_Your objective_
Nothing in the records may be left out or altered; reproduce them all exactly.

_Recorded data_
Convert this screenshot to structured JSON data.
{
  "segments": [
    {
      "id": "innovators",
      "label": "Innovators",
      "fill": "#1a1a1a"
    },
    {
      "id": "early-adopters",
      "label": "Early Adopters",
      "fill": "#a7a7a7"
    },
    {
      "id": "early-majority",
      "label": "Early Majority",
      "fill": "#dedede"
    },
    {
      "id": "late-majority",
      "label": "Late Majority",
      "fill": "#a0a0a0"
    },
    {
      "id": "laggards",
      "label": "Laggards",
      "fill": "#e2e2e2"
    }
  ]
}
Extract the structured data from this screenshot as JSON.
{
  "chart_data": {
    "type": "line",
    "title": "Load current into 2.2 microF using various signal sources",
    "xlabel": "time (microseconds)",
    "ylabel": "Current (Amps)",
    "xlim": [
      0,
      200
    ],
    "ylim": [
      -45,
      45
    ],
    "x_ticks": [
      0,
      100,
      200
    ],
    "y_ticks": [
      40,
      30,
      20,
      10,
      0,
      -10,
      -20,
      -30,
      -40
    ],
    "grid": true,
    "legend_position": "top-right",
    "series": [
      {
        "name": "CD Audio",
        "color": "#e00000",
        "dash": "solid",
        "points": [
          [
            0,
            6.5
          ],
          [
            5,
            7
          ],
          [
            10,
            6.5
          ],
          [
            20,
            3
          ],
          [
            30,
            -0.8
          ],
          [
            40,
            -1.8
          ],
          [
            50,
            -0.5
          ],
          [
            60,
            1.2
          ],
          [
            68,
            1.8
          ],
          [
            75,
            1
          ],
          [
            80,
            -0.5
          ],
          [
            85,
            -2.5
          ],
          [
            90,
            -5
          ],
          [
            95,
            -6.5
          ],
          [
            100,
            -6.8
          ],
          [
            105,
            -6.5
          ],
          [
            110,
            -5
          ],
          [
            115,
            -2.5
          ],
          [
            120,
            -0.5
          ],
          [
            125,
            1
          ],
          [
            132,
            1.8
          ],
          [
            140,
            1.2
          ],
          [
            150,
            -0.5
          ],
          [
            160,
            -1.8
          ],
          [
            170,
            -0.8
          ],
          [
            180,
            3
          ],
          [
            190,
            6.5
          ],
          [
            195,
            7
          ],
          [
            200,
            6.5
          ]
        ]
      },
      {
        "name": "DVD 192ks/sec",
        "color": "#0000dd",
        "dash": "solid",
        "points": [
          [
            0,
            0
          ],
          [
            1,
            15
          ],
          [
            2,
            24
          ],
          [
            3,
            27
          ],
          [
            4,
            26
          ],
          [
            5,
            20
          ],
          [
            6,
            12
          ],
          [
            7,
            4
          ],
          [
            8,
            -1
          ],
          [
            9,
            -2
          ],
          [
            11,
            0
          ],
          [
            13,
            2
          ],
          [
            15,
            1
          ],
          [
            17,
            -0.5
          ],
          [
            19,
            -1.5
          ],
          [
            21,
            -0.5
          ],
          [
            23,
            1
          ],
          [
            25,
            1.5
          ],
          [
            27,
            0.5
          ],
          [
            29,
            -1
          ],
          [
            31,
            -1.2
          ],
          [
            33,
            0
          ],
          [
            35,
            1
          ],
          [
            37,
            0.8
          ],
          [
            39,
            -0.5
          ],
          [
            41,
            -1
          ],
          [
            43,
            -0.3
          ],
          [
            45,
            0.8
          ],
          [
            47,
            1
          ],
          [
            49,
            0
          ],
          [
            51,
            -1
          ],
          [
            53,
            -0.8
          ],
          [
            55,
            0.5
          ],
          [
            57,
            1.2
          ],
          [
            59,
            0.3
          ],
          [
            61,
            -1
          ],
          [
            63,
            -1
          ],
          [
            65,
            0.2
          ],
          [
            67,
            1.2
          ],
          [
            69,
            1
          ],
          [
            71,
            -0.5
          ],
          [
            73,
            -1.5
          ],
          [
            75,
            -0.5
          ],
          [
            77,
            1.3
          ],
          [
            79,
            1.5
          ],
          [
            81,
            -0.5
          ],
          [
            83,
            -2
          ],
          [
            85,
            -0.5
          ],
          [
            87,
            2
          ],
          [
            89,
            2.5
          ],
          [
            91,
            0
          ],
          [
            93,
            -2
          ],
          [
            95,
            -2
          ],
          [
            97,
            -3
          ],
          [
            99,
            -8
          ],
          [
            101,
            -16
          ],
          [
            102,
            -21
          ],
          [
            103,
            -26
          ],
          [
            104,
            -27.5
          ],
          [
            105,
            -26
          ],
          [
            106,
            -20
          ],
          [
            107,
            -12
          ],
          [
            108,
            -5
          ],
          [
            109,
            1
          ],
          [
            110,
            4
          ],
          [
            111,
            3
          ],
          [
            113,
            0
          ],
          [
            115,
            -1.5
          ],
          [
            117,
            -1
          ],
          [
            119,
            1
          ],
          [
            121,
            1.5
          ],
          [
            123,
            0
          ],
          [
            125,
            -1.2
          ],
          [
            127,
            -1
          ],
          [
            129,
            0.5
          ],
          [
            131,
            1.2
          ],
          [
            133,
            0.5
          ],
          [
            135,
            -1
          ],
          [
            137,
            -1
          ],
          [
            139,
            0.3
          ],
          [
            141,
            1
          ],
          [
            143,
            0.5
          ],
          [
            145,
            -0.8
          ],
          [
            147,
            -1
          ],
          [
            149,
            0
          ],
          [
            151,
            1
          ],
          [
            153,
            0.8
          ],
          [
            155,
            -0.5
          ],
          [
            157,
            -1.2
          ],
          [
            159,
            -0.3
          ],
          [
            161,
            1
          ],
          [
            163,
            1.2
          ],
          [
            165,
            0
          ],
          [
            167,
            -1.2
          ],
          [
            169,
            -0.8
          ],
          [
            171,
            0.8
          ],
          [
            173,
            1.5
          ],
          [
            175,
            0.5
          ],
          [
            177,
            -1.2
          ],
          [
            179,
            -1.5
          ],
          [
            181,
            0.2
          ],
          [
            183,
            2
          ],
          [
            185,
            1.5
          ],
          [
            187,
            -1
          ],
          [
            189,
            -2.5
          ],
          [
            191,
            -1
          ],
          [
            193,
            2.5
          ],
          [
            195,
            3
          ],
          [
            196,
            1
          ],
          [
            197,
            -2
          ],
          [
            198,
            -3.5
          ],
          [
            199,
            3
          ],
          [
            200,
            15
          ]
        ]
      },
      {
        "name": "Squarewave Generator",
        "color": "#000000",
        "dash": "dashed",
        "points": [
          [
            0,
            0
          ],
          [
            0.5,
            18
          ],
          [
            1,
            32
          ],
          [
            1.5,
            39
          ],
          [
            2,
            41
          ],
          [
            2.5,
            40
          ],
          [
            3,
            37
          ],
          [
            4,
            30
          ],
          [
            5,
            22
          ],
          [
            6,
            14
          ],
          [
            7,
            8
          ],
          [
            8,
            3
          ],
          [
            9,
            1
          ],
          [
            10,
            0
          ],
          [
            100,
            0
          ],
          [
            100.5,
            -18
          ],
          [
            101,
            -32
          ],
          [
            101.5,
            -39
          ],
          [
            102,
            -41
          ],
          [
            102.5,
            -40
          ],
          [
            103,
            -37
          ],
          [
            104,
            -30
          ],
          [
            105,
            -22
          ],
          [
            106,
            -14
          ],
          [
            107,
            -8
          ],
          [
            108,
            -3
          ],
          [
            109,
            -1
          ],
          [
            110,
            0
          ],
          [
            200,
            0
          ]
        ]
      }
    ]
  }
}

_Response to the task_
Convert this screenshot to structured JSON data.
{
  "segments": [
    {
      "id": "innovators",
      "label": "Innovators",
      "fill": "#1a1a1a"
    },
    {
      "id": "early-adopters",
      "label": "Early Adopters",
      "fill": "#a7a7a7"
    },
    {
      "id": "early-majority",
      "label": "Early Majority",
      "fill": "#dedede"
    },
    {
      "id": "late-majority",
      "label": "Late Majority",
      "fill": "#a0a0a0"
    },
    {
      "id": "laggards",
      "label": "Laggards",
      "fill": "#e2e2e2"
    }
  ]
}
Extract the structured data from this screenshot as JSON.
{
  "chart_data": {
    "type": "line",
    "title": "Load current into 2.2 microF using various signal sources",
    "xlabel": "time (microseconds)",
    "ylabel": "Current (Amps)",
    "xlim": [
      0,
      200
    ],
    "ylim": [
      -45,
      45
    ],
    "x_ticks": [
      0,
      100,
      200
    ],
    "y_ticks": [
      40,
      30,
      20,
      10,
      0,
      -10,
      -20,
      -30,
      -40
    ],
    "grid": true,
    "legend_position": "top-right",
    "series": [
      {
        "name": "CD Audio",
        "color": "#e00000",
        "dash": "solid",
        "points": [
          [
            0,
            6.5
          ],
          [
            5,
            7
          ],
          [
            10,
            6.5
          ],
          [
            20,
            3
          ],
          [
            30,
            -0.8
          ],
          [
            40,
            -1.8
          ],
          [
            50,
            -0.5
          ],
          [
            60,
            1.2
          ],
          [
            68,
            1.8
          ],
          [
            75,
            1
          ],
          [
            80,
            -0.5
          ],
          [
            85,
            -2.5
          ],
          [
            90,
            -5
          ],
          [
            95,
            -6.5
          ],
          [
            100,
            -6.8
          ],
          [
            105,
            -6.5
          ],
          [
            110,
            -5
          ],
          [
            115,
            -2.5
          ],
          [
            120,
            -0.5
          ],
          [
            125,
            1
          ],
          [
            132,
            1.8
          ],
          [
            140,
            1.2
          ],
          [
            150,
            -0.5
          ],
          [
            160,
            -1.8
          ],
          [
            170,
            -0.8
          ],
          [
            180,
            3
          ],
          [
            190,
            6.5
          ],
          [
            195,
            7
          ],
          [
            200,
            6.5
          ]
        ]
      },
      {
        "name": "DVD 192ks/sec",
        "color": "#0000dd",
        "dash": "solid",
        "points": [
          [
            0,
            0
          ],
          [
            1,
            15
          ],
          [
            2,
            24
          ],
          [
            3,
            27
          ],
          [
            4,
            26
          ],
          [
            5,
            20
          ],
          [
            6,
            12
          ],
          [
            7,
            4
          ],
          [
            8,
            -1
          ],
          [
            9,
            -2
          ],
          [
            11,
            0
          ],
          [
            13,
            2
          ],
          [
            15,
            1
          ],
          [
            17,
            -0.5
          ],
          [
            19,
            -1.5
          ],
          [
            21,
            -0.5
          ],
          [
            23,
            1
          ],
          [
            25,
            1.5
          ],
          [
            27,
            0.5
          ],
          [
            29,
            -1
          ],
          [
            31,
            -1.2
          ],
          [
            33,
            0
          ],
          [
            35,
            1
          ],
          [
            37,
            0.8
          ],
          [
            39,
            -0.5
          ],
          [
            41,
            -1
          ],
          [
            43,
            -0.3
          ],
          [
            45,
            0.8
          ],
          [
            47,
            1
          ],
          [
            49,
            0
          ],
          [
            51,
            -1
          ],
          [
            53,
            -0.8
          ],
          [
            55,
            0.5
          ],
          [
            57,
            1.2
          ],
          [
            59,
            0.3
          ],
          [
            61,
            -1
          ],
          [
            63,
            -1
          ],
          [
            65,
            0.2
          ],
          [
            67,
            1.2
          ],
          [
            69,
            1
          ],
          [
            71,
            -0.5
          ],
          [
            73,
            -1.5
          ],
          [
            75,
            -0.5
          ],
          [
            77,
            1.3
          ],
          [
            79,
            1.5
          ],
          [
            81,
            -0.5
          ],
          [
            83,
            -2
          ],
          [
            85,
            -0.5
          ],
          [
            87,
            2
          ],
          [
            89,
            2.5
          ],
          [
            91,
            0
          ],
          [
            93,
            -2
          ],
          [
            95,
            -2
          ],
          [
            97,
            -3
          ],
          [
            99,
            -8
          ],
          [
            101,
            -16
          ],
          [
            102,
            -21
          ],
          [
            103,
            -26
          ],
          [
            104,
            -27.5
          ],
          [
            105,
            -26
          ],
          [
            106,
            -20
          ],
          [
            107,
            -12
          ],
          [
            108,
            -5
          ],
          [
            109,
            1
          ],
          [
            110,
            4
          ],
          [
            111,
            3
          ],
          [
            113,
            0
          ],
          [
            115,
            -1.5
          ],
          [
            117,
            -1
          ],
          [
            119,
            1
          ],
          [
            121,
            1.5
          ],
          [
            123,
            0
          ],
          [
            125,
            -1.2
          ],
          [
            127,
            -1
          ],
          [
            129,
            0.5
          ],
          [
            131,
            1.2
          ],
          [
            133,
            0.5
          ],
          [
            135,
            -1
          ],
          [
            137,
            -1
          ],
          [
            139,
            0.3
          ],
          [
            141,
            1
          ],
          [
            143,
            0.5
          ],
          [
            145,
            -0.8
          ],
          [
            147,
            -1
          ],
          [
            149,
            0
          ],
          [
            151,
            1
          ],
          [
            153,
            0.8
          ],
          [
            155,
            -0.5
          ],
          [
            157,
            -1.2
          ],
          [
            159,
            -0.3
          ],
          [
            161,
            1
          ],
          [
            163,
            1.2
          ],
          [
            165,
            0
          ],
          [
            167,
            -1.2
          ],
          [
            169,
            -0.8
          ],
          [
            171,
            0.8
          ],
          [
            173,
            1.5
          ],
          [
            175,
            0.5
          ],
          [
            177,
            -1.2
          ],
          [
            179,
            -1.5
          ],
          [
            181,
            0.2
          ],
          [
            183,
            2
          ],
          [
            185,
            1.5
          ],
          [
            187,
            -1
          ],
          [
            189,
            -2.5
          ],
          [
            191,
            -1
          ],
          [
            193,
            2.5
          ],
          [
            195,
            3
          ],
          [
            196,
            1
          ],
          [
            197,
            -2
          ],
          [
            198,
            -3.5
          ],
          [
            199,
            3
          ],
          [
            200,
            15
          ]
        ]
      },
      {
        "name": "Squarewave Generator",
        "color": "#000000",
        "dash": "dashed",
        "points": [
          [
            0,
            0
          ],
          [
            0.5,
            18
          ],
          [
            1,
            32
          ],
          [
            1.5,
            39
          ],
          [
            2,
            41
          ],
          [
            2.5,
            40
          ],
          [
            3,
            37
          ],
          [
            4,
            30
          ],
          [
            5,
            22
          ],
          [
            6,
            14
          ],
          [
            7,
            8
          ],
          [
            8,
            3
          ],
          [
            9,
            1
          ],
          [
            10,
            0
          ],
          [
            100,
            0
          ],
          [
            100.5,
            -18
          ],
          [
            101,
            -32
          ],
          [
            101.5,
            -39
          ],
          [
            102,
            -41
          ],
          [
            102.5,
            -40
          ],
          [
            103,
            -37
          ],
          [
            104,
            -30
          ],
          [
            105,
            -22
          ],
          [
            106,
            -14
          ],
          [
            107,
            -8
          ],
          [
            108,
            -3
          ],
          [
            109,
            -1
          ],
          [
            110,
            0
          ],
          [
            200,
            0
          ]
        ]
      }
    ]
  }
}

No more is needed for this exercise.